Passage >>

A Guide To Land's End
Pull out that map! One thousand miles of open road belongs to you. Taking time to explore the
unexplored riches of Baja California is a life changing experience. My sis and I took our first road
trip to La Finisterra in 1993 in my '73 VW Beetle; packed to the roof. We exchanged one US dollar for 3,200 pesos (this was before the peso crisis), stuffing the bills into bags, feeling very rich with the freedom of the road beckoning.
Today, crossing the border into Mexico the peso hovers around 14 to the US dollar. Stop
at immigration for your FMM tourist card - it's easy and costs just over $20. Tijuana can be a bit
daunting for the first time traveler. However, if you want to make the dive into a rich culture, you'll
find Tijuana is emerging as a dramatic destination place in the 21st century. You can easily spend a
weekend exploring the Tijuana Cultural Center, fine art galleries, world class gourmet restaurants,
quaint bistros, micro breweries and wines of northern Baja.
Rosarito Beach, just 45 minutes south, has made its own changes in the last twenty years. When I first
visited, the town was a dusty two lane road with dirt parking in front of the Don Pisto liquor store; my
sister's favorite first stop. The town was known as a place for the Spring breakers to come and tear it
up. Now, there are four lanes running through town, modern condominiums, a Walmart; making it feel
like you never left the US. South of town and headed to Ensenada you can't miss the Sacred Heart
of Christ statue and receive his blessing or the four-story home, built in the shape of a voluptuous
mermaid. Most recently Rosarito claims the first eco-friendly Earthship home built from old tires,
bottles and cans. Gorgeous, self-sustained living with a million dollar view.

Description of the task >> Carry the Baja California travel guide forward from its last sentence. The records that come next are separate material, unrelated to this guide.

Data records >>
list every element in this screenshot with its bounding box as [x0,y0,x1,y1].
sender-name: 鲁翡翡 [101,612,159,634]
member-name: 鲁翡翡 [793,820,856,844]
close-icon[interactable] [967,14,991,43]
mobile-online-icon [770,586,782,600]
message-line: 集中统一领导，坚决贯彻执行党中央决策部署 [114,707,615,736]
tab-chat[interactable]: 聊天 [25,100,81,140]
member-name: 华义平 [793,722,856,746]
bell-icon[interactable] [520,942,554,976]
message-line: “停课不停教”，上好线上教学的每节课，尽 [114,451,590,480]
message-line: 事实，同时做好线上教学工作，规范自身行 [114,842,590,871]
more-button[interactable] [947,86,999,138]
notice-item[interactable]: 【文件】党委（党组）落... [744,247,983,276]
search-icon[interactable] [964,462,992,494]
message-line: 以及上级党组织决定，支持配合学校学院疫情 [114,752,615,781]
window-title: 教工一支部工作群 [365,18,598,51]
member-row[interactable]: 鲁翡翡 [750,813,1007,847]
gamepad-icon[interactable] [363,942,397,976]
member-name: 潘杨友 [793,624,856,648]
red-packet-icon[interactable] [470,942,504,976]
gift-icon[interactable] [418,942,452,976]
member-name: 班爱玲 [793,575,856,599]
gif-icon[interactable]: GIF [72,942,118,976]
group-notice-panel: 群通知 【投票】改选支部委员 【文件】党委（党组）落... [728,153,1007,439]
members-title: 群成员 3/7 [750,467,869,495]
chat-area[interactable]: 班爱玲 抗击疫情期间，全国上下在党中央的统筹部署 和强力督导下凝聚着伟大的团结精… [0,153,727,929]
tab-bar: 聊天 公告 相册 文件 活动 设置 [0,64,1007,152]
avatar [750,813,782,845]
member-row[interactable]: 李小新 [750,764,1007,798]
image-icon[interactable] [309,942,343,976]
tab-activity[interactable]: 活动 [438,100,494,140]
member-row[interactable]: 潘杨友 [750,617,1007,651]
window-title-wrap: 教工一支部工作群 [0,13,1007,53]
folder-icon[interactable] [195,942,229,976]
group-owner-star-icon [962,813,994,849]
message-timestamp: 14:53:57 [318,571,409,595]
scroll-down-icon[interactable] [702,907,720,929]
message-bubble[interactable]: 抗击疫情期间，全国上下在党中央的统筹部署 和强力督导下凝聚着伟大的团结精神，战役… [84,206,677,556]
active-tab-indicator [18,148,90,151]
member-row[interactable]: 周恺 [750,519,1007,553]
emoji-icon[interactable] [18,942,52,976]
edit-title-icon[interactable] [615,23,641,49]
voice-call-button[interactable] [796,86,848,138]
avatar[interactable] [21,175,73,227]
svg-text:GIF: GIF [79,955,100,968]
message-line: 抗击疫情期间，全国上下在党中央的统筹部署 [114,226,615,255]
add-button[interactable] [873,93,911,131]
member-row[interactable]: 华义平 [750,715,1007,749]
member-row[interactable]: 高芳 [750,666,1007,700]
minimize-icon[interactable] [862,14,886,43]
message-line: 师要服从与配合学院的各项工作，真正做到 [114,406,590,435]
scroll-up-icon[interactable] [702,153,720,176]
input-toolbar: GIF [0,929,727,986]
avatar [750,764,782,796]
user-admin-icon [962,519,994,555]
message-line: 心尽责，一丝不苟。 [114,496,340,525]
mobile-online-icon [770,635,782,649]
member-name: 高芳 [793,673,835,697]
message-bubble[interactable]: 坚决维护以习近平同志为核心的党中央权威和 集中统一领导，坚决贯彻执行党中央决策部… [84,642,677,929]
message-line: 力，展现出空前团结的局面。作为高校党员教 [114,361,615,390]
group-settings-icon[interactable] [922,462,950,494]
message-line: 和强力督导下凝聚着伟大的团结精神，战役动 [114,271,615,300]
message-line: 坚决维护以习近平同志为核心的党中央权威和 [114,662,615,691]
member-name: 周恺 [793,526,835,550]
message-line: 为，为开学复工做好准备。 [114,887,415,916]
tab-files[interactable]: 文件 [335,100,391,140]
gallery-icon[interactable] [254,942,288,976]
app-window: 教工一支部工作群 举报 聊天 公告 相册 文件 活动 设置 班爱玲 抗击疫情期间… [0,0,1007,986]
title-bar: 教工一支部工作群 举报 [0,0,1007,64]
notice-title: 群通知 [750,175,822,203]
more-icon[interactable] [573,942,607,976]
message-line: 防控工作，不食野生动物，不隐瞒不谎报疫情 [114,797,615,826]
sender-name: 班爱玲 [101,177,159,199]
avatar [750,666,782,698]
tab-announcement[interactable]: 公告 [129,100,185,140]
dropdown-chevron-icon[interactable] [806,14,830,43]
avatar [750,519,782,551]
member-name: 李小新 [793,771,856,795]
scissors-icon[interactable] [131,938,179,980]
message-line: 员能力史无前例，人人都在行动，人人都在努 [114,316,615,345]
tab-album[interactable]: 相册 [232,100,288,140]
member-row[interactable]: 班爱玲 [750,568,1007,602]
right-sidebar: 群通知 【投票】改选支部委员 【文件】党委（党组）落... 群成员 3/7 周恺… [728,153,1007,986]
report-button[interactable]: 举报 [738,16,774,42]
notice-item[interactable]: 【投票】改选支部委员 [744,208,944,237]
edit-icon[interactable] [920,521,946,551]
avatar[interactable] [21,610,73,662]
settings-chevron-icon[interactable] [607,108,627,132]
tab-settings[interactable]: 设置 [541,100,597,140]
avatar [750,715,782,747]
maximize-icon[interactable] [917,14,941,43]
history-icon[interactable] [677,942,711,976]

Exercise result >>
At La Fonda you will pass through La Misión, a tiny community that
once was a mission site. You can opt to take the “free-road” on the old highway 1 to Ensenada or stay on the toll road.
If you prefer the free road option, there is a lovely drive east into wine country. The
Guadalupe Valley has almost one hundred wineries and artisanal wine producers. Baja California wines
are poised at the threshold of discovery, just as Napa Valley was in the 70s. It is soon to be recognized
as a region where fine wines are produced including the rich Nebbiolos and the delightful organic
Mision Red. The Vine and Wine Museum gives a comprehensive look into the valley's history.
Ensenada has a scenic harbor where great cruise ships seem to emerge from the sea. It takes a hearty
ocean breeze to unfurl the majestic Mexican flag over the plaza. Near here is Lopez Mateos with a touch
of old world. Gift shops, restaurants and coffee houses invite you in. Hussong's is the lusty night life for
a true traveler's experience. Continuing on out of town towards the destination of La Bufadora, agricultural
farm land stretches out in all directions. At this point you make your way through the dusty town of
Maneadero. I have a funny memory about this town when my sis yelled, “Tope! Tope!” just as we
slammed into an unmarked speed bump. She couldn't switch to English soon enough. Laughing I said,
“Well that is one way to learn Spanish!” La Bufadora, or blow hole, is on a point of land overlooking
the Pacific. At high tide the plume of sea water shoots into the sky accompanied by Ohs and Ahs.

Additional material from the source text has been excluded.